[Stored records]
((

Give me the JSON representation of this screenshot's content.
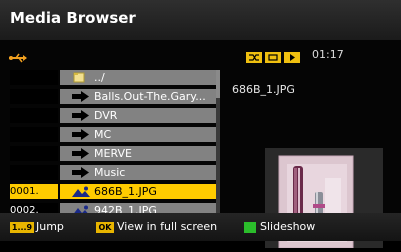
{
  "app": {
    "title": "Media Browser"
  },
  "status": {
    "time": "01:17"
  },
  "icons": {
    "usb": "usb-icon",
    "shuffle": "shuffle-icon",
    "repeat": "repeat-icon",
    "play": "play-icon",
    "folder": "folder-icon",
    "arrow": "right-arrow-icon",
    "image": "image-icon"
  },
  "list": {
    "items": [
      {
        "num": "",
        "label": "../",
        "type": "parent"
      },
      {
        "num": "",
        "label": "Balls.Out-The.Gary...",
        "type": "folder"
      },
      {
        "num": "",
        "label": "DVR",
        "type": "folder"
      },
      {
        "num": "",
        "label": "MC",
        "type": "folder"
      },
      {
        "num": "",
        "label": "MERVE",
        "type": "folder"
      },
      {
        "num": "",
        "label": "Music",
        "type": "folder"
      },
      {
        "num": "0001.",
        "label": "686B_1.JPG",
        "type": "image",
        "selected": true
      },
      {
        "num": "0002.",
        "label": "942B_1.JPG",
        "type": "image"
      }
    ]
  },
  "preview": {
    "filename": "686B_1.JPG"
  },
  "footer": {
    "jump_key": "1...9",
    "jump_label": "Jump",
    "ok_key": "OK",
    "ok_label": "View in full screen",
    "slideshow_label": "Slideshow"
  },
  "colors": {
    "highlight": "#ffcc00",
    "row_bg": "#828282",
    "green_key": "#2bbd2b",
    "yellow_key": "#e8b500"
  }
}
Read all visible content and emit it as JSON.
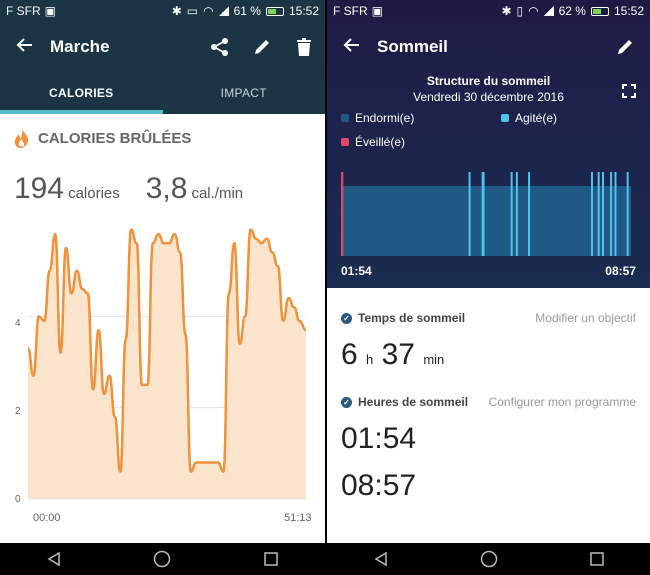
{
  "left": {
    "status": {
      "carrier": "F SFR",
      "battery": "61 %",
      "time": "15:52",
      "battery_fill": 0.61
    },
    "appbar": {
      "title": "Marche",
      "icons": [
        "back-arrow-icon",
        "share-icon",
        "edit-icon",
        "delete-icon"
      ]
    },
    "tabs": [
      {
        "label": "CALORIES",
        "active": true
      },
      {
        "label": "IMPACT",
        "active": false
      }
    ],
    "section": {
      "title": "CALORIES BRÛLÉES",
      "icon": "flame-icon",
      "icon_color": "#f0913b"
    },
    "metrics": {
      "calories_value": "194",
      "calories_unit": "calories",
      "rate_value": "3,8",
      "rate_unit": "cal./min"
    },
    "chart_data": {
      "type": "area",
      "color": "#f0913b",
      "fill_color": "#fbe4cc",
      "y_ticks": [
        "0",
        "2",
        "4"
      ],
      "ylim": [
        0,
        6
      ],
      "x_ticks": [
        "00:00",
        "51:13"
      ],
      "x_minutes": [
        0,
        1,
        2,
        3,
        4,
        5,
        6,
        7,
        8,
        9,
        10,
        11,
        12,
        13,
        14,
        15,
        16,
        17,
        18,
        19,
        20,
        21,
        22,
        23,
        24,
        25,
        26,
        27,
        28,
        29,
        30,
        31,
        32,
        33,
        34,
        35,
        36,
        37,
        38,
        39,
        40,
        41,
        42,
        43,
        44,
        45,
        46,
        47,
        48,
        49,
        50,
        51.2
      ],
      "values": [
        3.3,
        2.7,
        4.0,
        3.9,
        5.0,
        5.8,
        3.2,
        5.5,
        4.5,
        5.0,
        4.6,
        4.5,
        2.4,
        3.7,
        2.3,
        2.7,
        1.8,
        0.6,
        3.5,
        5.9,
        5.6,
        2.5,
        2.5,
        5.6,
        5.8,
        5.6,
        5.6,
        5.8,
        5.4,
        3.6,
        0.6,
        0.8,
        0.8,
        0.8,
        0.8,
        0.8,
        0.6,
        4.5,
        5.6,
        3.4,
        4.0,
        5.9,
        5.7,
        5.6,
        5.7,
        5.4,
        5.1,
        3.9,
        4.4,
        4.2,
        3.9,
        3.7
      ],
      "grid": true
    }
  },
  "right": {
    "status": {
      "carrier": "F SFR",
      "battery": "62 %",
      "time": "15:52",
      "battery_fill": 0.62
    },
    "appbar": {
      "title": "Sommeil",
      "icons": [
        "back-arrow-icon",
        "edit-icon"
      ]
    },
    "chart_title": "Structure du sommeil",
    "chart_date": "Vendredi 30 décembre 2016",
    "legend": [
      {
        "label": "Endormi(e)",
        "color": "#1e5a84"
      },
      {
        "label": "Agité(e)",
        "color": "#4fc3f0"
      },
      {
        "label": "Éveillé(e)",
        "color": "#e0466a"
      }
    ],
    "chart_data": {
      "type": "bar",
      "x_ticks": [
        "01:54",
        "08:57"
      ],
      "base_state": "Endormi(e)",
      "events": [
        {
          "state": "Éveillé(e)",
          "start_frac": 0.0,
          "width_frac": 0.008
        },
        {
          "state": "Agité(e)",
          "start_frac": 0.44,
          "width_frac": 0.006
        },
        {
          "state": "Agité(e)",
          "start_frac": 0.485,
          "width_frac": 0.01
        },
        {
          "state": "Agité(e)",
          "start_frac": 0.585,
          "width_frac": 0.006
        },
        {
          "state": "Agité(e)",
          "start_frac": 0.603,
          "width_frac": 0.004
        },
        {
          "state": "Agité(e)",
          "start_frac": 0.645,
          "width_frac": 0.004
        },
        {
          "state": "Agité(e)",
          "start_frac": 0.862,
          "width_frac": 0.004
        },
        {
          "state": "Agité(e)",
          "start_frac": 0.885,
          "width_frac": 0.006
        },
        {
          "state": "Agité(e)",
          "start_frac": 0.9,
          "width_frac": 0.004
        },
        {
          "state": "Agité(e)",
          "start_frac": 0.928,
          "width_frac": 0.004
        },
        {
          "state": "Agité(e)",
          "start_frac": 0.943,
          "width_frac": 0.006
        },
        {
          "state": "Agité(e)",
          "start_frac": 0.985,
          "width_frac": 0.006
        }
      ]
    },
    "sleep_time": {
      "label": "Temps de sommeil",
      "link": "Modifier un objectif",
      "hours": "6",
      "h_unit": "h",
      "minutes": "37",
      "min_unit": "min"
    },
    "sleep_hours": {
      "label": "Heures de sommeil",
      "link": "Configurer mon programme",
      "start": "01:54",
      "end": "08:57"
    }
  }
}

))

**The problem:**
In the entries above, find each line with the string "true" and copy it.

**Full solution:**
        "selected": true
        "active": true
      "grid": true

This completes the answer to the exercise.